**DIRECTION:** Of the lines below, how many hold the string "name"? Give only the number.

^^^^

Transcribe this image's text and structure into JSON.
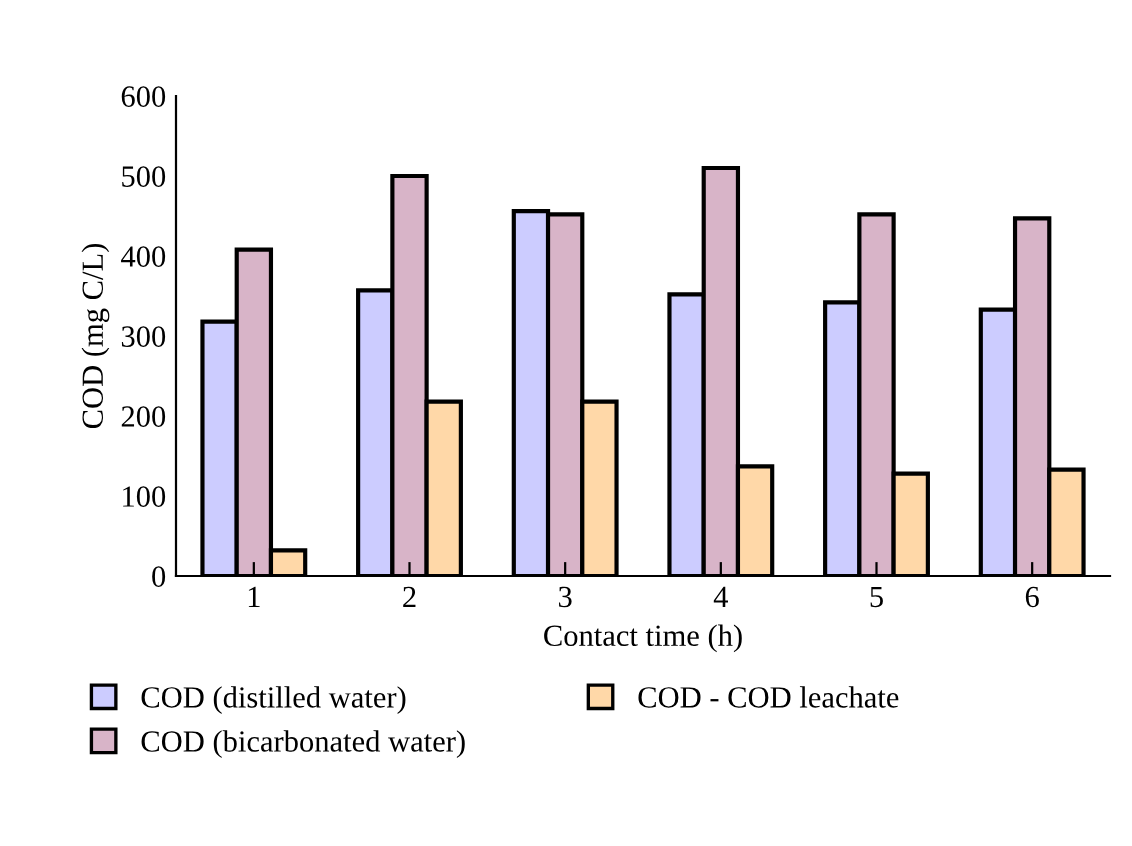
{
  "chart_data": {
    "type": "bar",
    "xlabel": "Contact time (h)",
    "ylabel": "COD (mg C/L)",
    "categories": [
      "1",
      "2",
      "3",
      "4",
      "5",
      "6"
    ],
    "series": [
      {
        "name": "COD (distilled water)",
        "color": "#ccccff",
        "values": [
          318,
          357,
          456,
          352,
          342,
          333
        ]
      },
      {
        "name": "COD (bicarbonated water)",
        "color": "#d8b4c8",
        "values": [
          408,
          500,
          452,
          510,
          452,
          447
        ]
      },
      {
        "name": "COD - COD leachate",
        "color": "#ffd8a8",
        "values": [
          32,
          218,
          218,
          137,
          128,
          133
        ]
      }
    ],
    "ylim": [
      0,
      600
    ],
    "yticks": [
      0,
      100,
      200,
      300,
      400,
      500,
      600
    ],
    "grid": false,
    "legend": "bottom"
  }
}
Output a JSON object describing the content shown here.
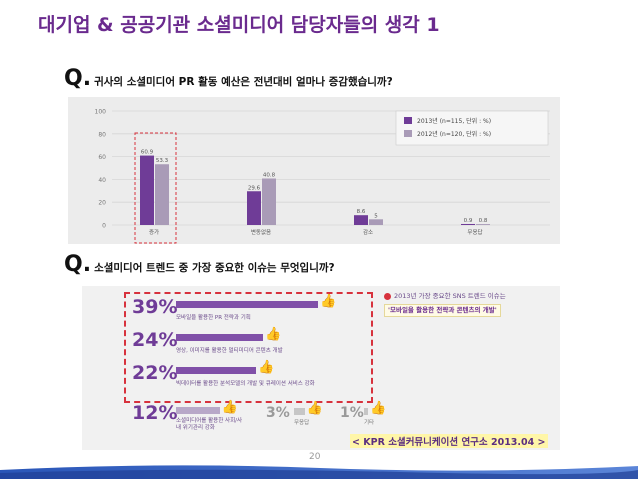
{
  "slide": {
    "title": "대기업 & 공공기관 소셜미디어 담당자들의 생각 1",
    "q1_mark": "Q.",
    "q1_text": "귀사의 소셜미디어 PR 활동 예산은 전년대비 얼마나 증감했습니까?",
    "q2_mark": "Q.",
    "q2_text": "소셜미디어 트렌드 중 가장 중요한 이슈는 무엇입니까?",
    "source": "< KPR 소셜커뮤니케이션 연구소 2013.04 >",
    "page_number": "20"
  },
  "colors": {
    "title": "#6a2a8e",
    "series_2013": "#6f3c97",
    "series_2012": "#a99bb7",
    "highlight_dash": "#d7323d"
  },
  "chart_data": [
    {
      "type": "bar",
      "categories": [
        "증가",
        "변동없음",
        "감소",
        "무응답"
      ],
      "series": [
        {
          "name": "2013년 (n=115, 단위 : %)",
          "values": [
            60.9,
            29.6,
            8.6,
            0.9
          ]
        },
        {
          "name": "2012년 (n=120, 단위 : %)",
          "values": [
            53.3,
            40.8,
            5,
            0.8
          ]
        }
      ],
      "value_labels": [
        [
          "60.9",
          "29.6",
          "8.6",
          "0.9"
        ],
        [
          "53.3",
          "40.8",
          "5",
          "0.8"
        ]
      ],
      "yticks": [
        "0",
        "20",
        "40",
        "60",
        "80",
        "100"
      ],
      "ylim": [
        0,
        100
      ],
      "legend_position": "top-right",
      "grid": true
    },
    {
      "type": "bar",
      "orientation": "horizontal",
      "callout": {
        "heading": "2013년 가장 중요한 SNS 트렌드 이슈는",
        "highlight": "'모바일을 활용한 전략과 콘텐츠의 개발'"
      },
      "items": [
        {
          "label": "39%",
          "value": 39,
          "desc": "모바일을 활용한 PR 전략과 기획"
        },
        {
          "label": "24%",
          "value": 24,
          "desc": "영상, 이미지를 활용한 멀티미디어 콘텐츠 개발"
        },
        {
          "label": "22%",
          "value": 22,
          "desc": "빅데이터를 활용한 분석모델의 개발 및 큐레이션 서비스 강화"
        },
        {
          "label": "12%",
          "value": 12,
          "desc": "소셜미디어를 활용한 사회/사내 위기관리 강화"
        },
        {
          "label": "3%",
          "value": 3,
          "desc": "무응답"
        },
        {
          "label": "1%",
          "value": 1,
          "desc": "기타"
        }
      ]
    }
  ]
}
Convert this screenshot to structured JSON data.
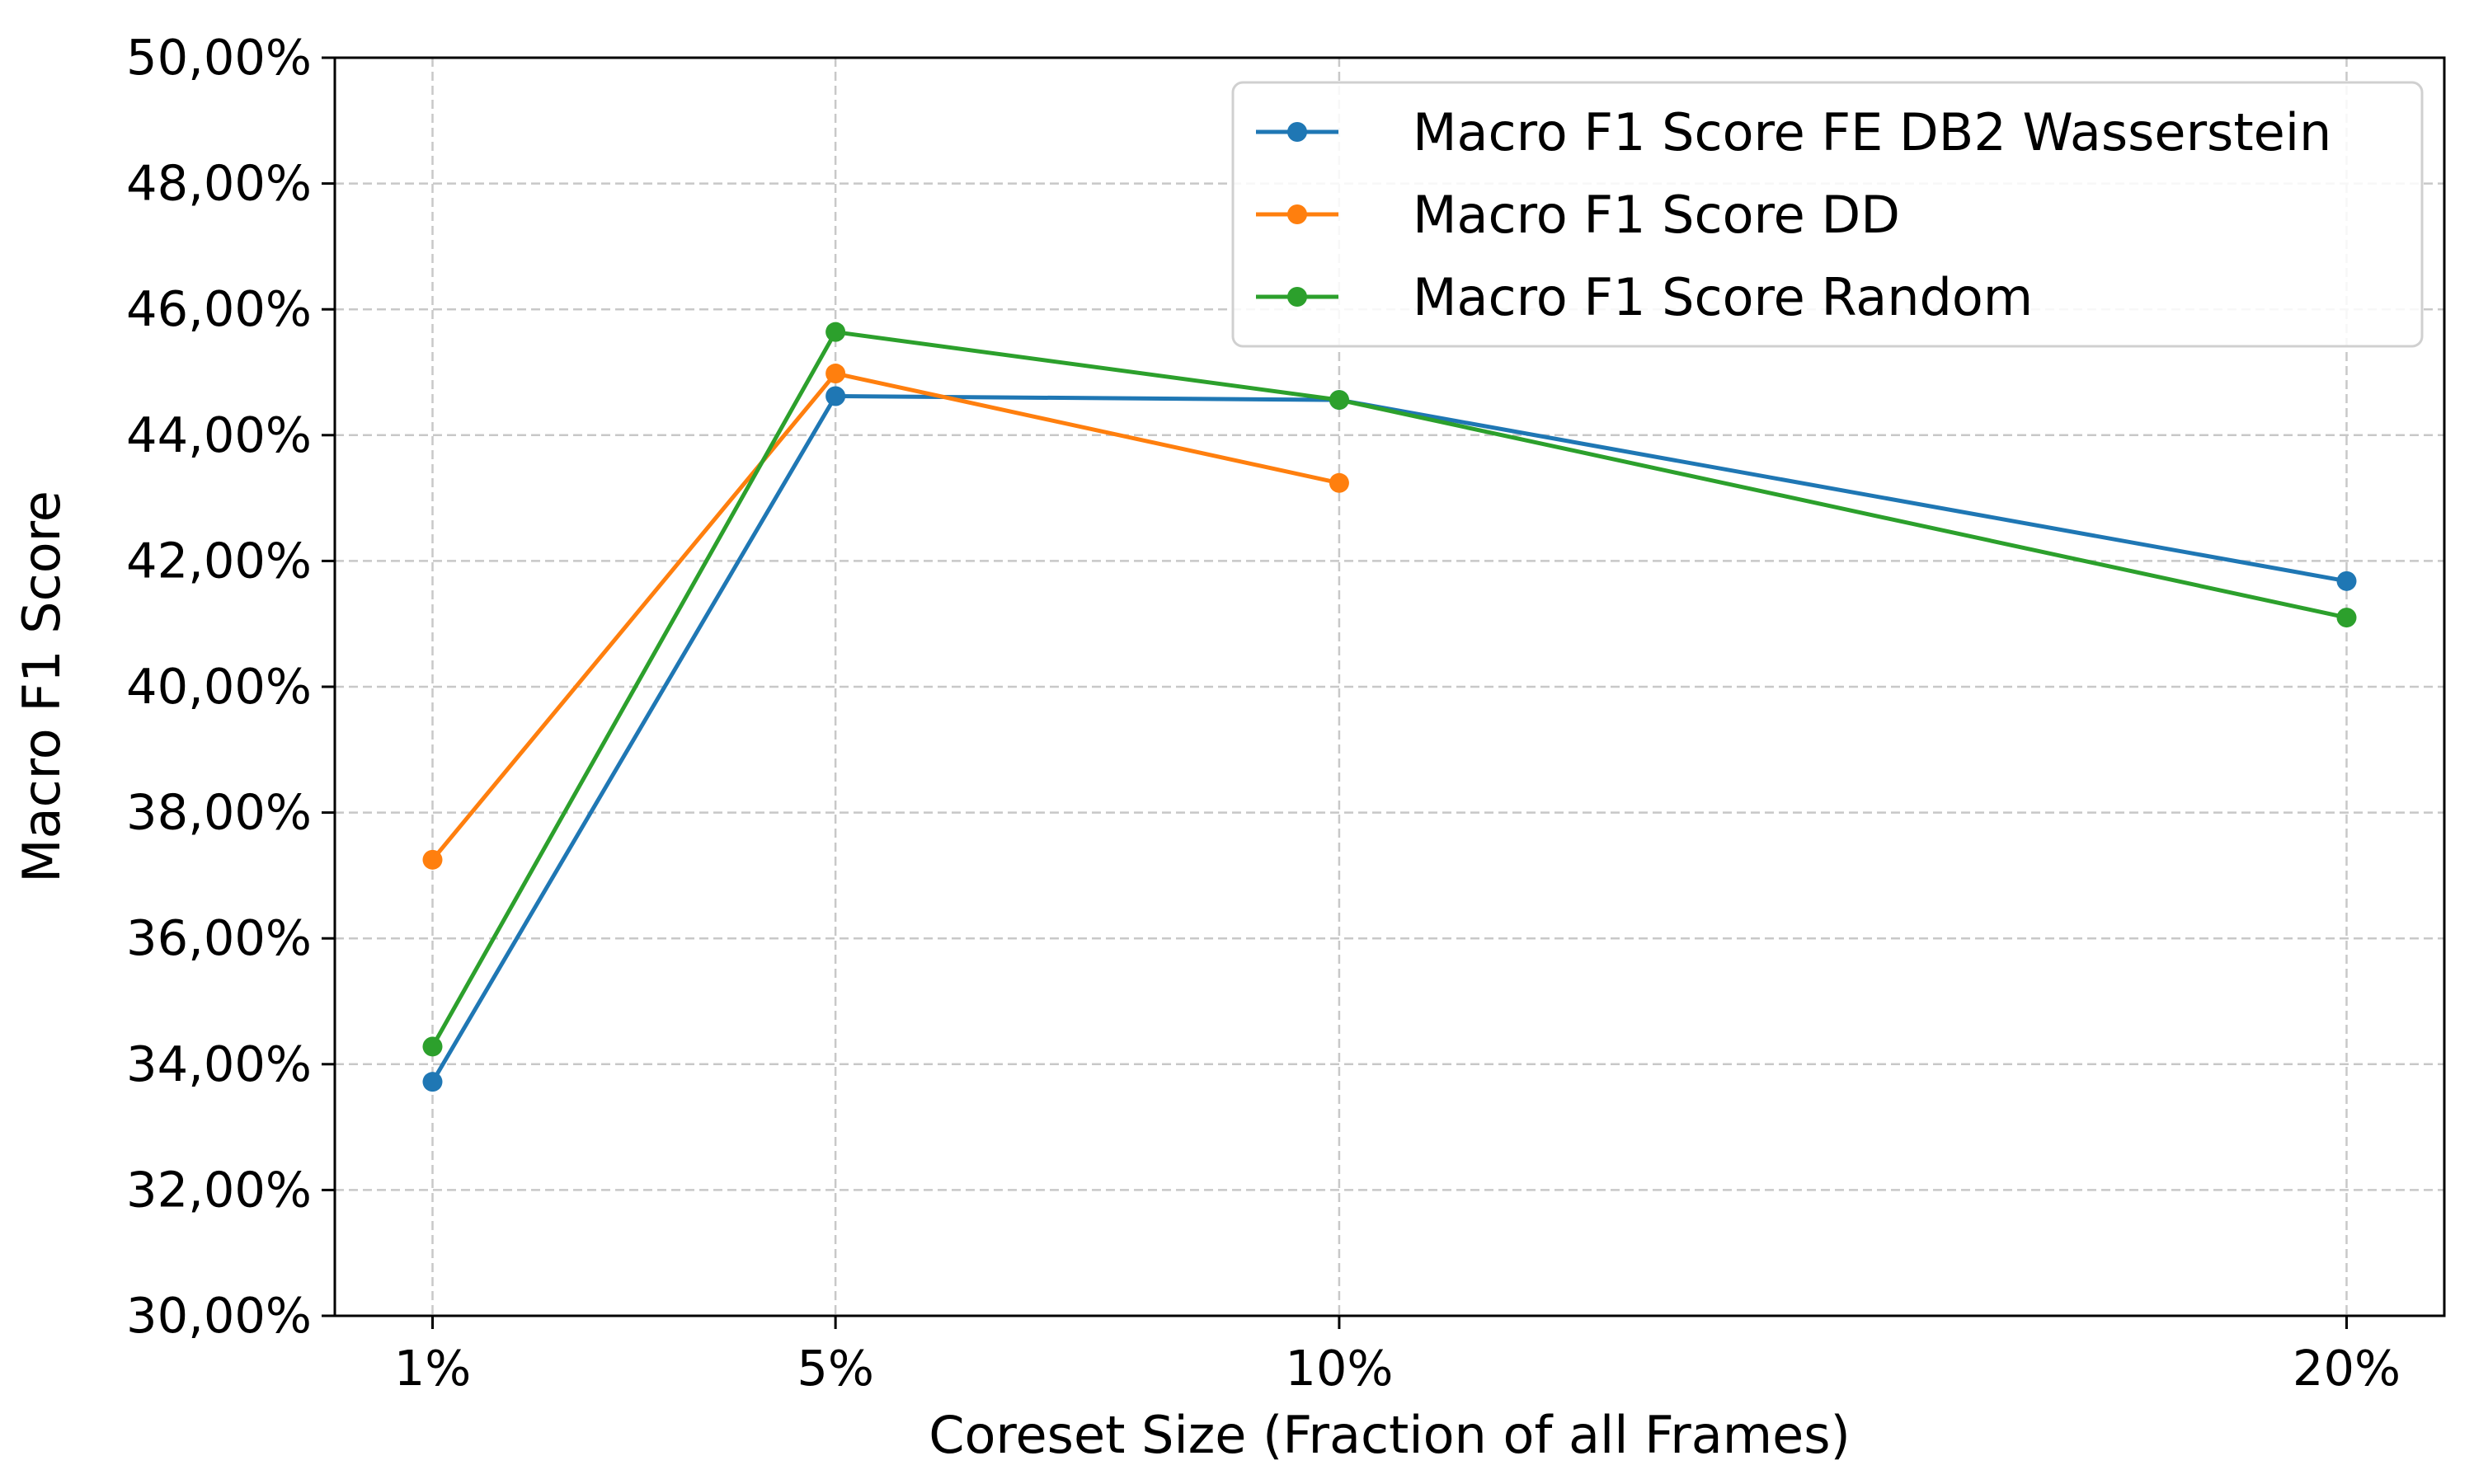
{
  "chart_data": {
    "type": "line",
    "xlabel": "Coreset Size (Fraction of all Frames)",
    "ylabel": "Macro F1 Score",
    "x_ticks": [
      "1%",
      "5%",
      "10%",
      "20%"
    ],
    "x_values": [
      1,
      5,
      10,
      20
    ],
    "xlim": [
      0.03,
      20.97
    ],
    "ylim": [
      30,
      50
    ],
    "y_ticks": [
      30,
      32,
      34,
      36,
      38,
      40,
      42,
      44,
      46,
      48,
      50
    ],
    "y_tick_labels": [
      "30,00%",
      "32,00%",
      "34,00%",
      "36,00%",
      "38,00%",
      "40,00%",
      "42,00%",
      "44,00%",
      "46,00%",
      "48,00%",
      "50,00%"
    ],
    "grid": true,
    "legend_position": "top-right",
    "series": [
      {
        "name": "Macro F1 Score FE DB2 Wasserstein",
        "color": "#1f77b4",
        "x": [
          1,
          5,
          10,
          20
        ],
        "y": [
          33.72,
          44.62,
          44.56,
          41.68
        ]
      },
      {
        "name": "Macro F1 Score DD",
        "color": "#ff7f0e",
        "x": [
          1,
          5,
          10
        ],
        "y": [
          37.25,
          44.98,
          43.24
        ]
      },
      {
        "name": "Macro F1 Score Random",
        "color": "#2ca02c",
        "x": [
          1,
          5,
          10,
          20
        ],
        "y": [
          34.28,
          45.64,
          44.56,
          41.1
        ]
      }
    ]
  }
}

^^^^

**RESULT OF THIS EXERCISE:** 8